TASK INPUTS:

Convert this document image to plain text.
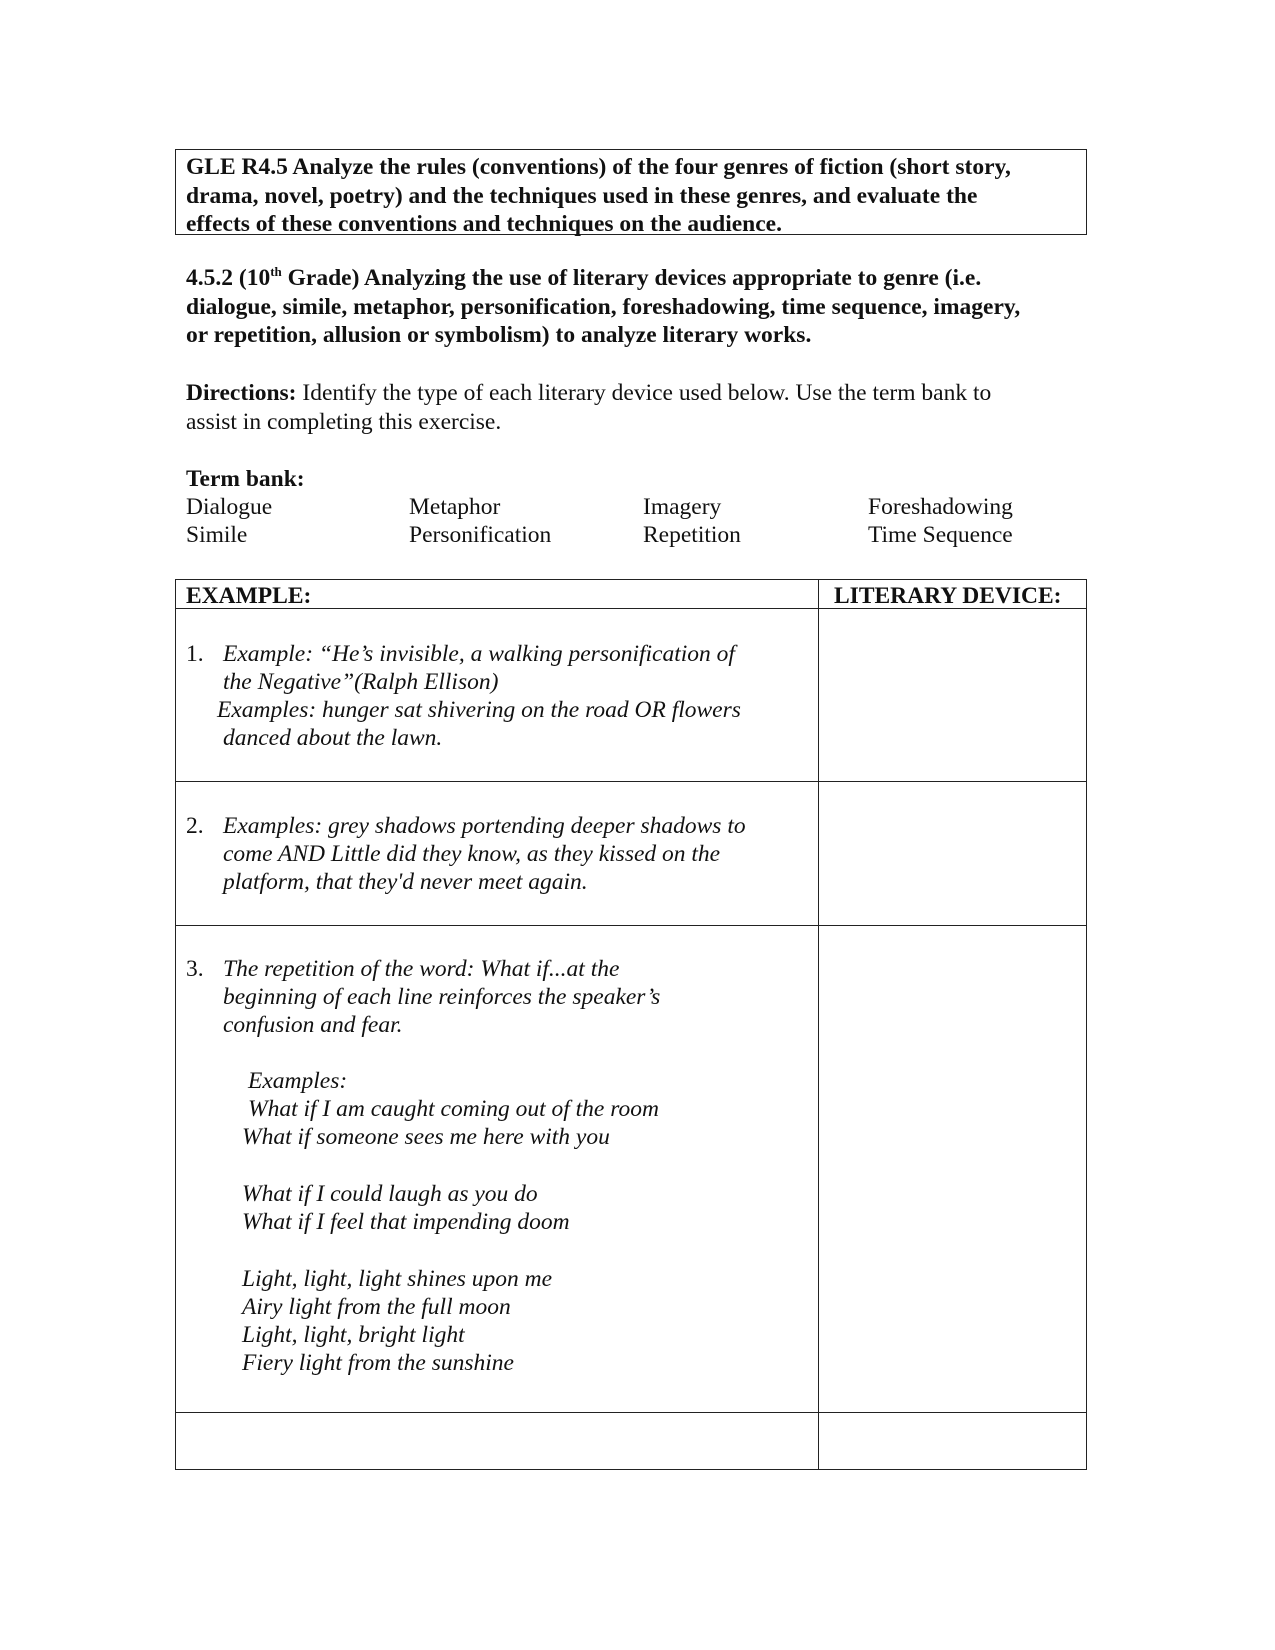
GLE R4.5 Analyze the rules (conventions) of the four genres of fiction (short story,
drama, novel, poetry) and the techniques used in these genres, and evaluate the
effects of these conventions and techniques on the audience.
4.5.2 (10th Grade) Analyzing the use of literary devices appropriate to genre (i.e.
dialogue, simile, metaphor, personification, foreshadowing, time sequence, imagery,
or repetition, allusion or symbolism) to analyze literary works.
Directions: Identify the type of each literary device used below. Use the term bank to
assist in completing this exercise.
Term bank:
Dialogue	Metaphor	Imagery	Foreshadowing
Simile	Personification	Repetition	Time Sequence
EXAMPLE:	LITERARY DEVICE:
1. Example: “He’s invisible, a walking personification of
the Negative”(Ralph Ellison)
Examples: hunger sat shivering on the road OR flowers
danced about the lawn.
2. Examples: grey shadows portending deeper shadows to
come AND Little did they know, as they kissed on the
platform, that they'd never meet again.
3. The repetition of the word: What if...at the
beginning of each line reinforces the speaker’s
confusion and fear.
Examples:
What if I am caught coming out of the room
What if someone sees me here with you
What if I could laugh as you do
What if I feel that impending doom
Light, light, light shines upon me
Airy light from the full moon
Light, light, bright light
Fiery light from the sunshine
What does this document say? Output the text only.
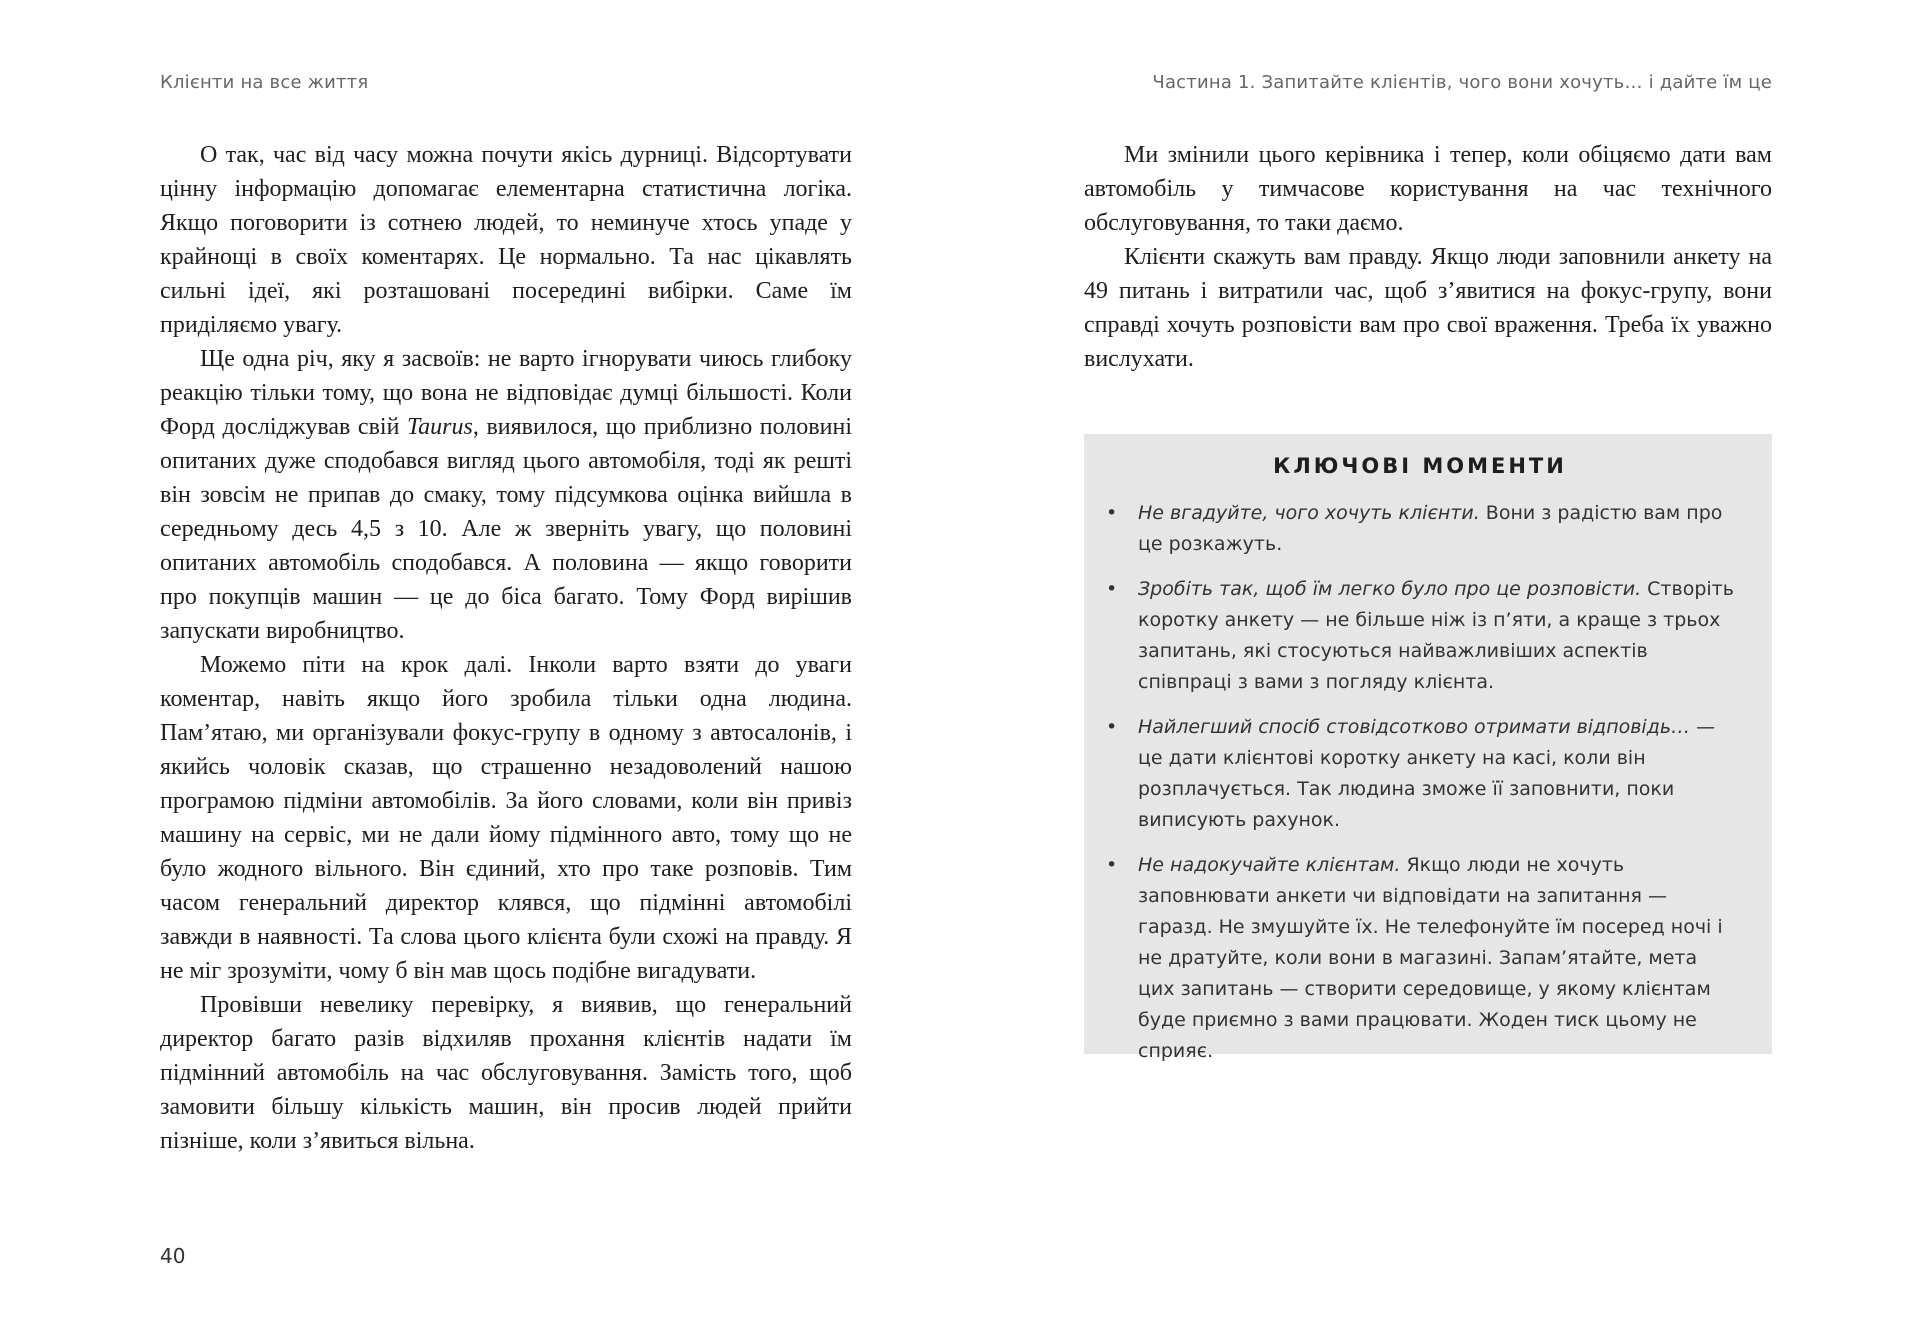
Клієнти на все життя

О так, час від часу можна почути якісь дурниці. Відсортувати цінну інформацію допомагає елементарна статистична логіка. Якщо поговорити із сотнею людей, то неминуче хтось упаде у крайнощі в своїх коментарях. Це нормально. Та нас цікавлять сильні ідеї, які розташовані посередині вибірки. Саме їм приділяємо увагу.

Ще одна річ, яку я засвоїв: не варто ігнорувати чиюсь глибоку реакцію тільки тому, що вона не відповідає думці більшості. Коли Форд досліджував свій Taurus, виявилося, що приблизно половині опитаних дуже сподобався вигляд цього автомобіля, тоді як решті він зовсім не припав до смаку, тому підсумкова оцінка вийшла в середньому десь 4,5 з 10. Але ж зверніть увагу, що половині опитаних автомобіль сподобався. А половина — якщо говорити про покупців машин — це до біса багато. Тому Форд вирішив запускати виробництво.

Можемо піти на крок далі. Інколи варто взяти до уваги коментар, навіть якщо його зробила тільки одна людина. Пам’ятаю, ми організували фокус-групу в одному з автосалонів, і якийсь чоловік сказав, що страшенно незадоволений нашою програмою підміни автомобілів. За його словами, коли він привіз машину на сервіс, ми не дали йому підмінного авто, тому що не було жодного вільного. Він єдиний, хто про таке розповів. Тим часом генеральний директор клявся, що підмінні автомобілі завжди в наявності. Та слова цього клієнта були схожі на правду. Я не міг зрозуміти, чому б він мав щось подібне вигадувати.

Провівши невелику перевірку, я виявив, що генеральний директор багато разів відхиляв прохання клієнтів надати їм підмінний автомобіль на час обслуговування. Замість того, щоб замовити більшу кількість машин, він просив людей прийти пізніше, коли з’явиться вільна.

40

Частина 1. Запитайте клієнтів, чого вони хочуть… і дайте їм це

Ми змінили цього керівника і тепер, коли обіцяємо дати вам автомобіль у тимчасове користування на час технічного обслуговування, то таки даємо.

Клієнти скажуть вам правду. Якщо люди заповнили анкету на 49 питань і витратили час, щоб з’явитися на фокус-групу, вони справді хочуть розповісти вам про свої враження. Треба їх уважно вислухати.

КЛЮЧОВІ МОМЕНТИ
• Не вгадуйте, чого хочуть клієнти. Вони з радістю вам про це розкажуть.
• Зробіть так, щоб їм легко було про це розповісти. Створіть коротку анкету — не більше ніж із п’яти, а краще з трьох запитань, які стосуються найважливіших аспектів співпраці з вами з погляду клієнта.
• Найлегший спосіб стовідсотково отримати відповідь… — це дати клієнтові коротку анкету на касі, коли він розплачується. Так людина зможе її заповнити, поки виписують рахунок.
• Не надокучайте клієнтам. Якщо люди не хочуть заповнювати анкети чи відповідати на запитання — гаразд. Не змушуйте їх. Не телефонуйте їм посеред ночі і не дратуйте, коли вони в магазині. Запам’ятайте, мета цих запитань — створити середовище, у якому клієнтам буде приємно з вами працювати. Жоден тиск цьому не сприяє.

DIRECTIVE: Which lines contain "from"? Copy each of them.

RESPONSE:
Airy light from the full moon
Fiery light from the sunshine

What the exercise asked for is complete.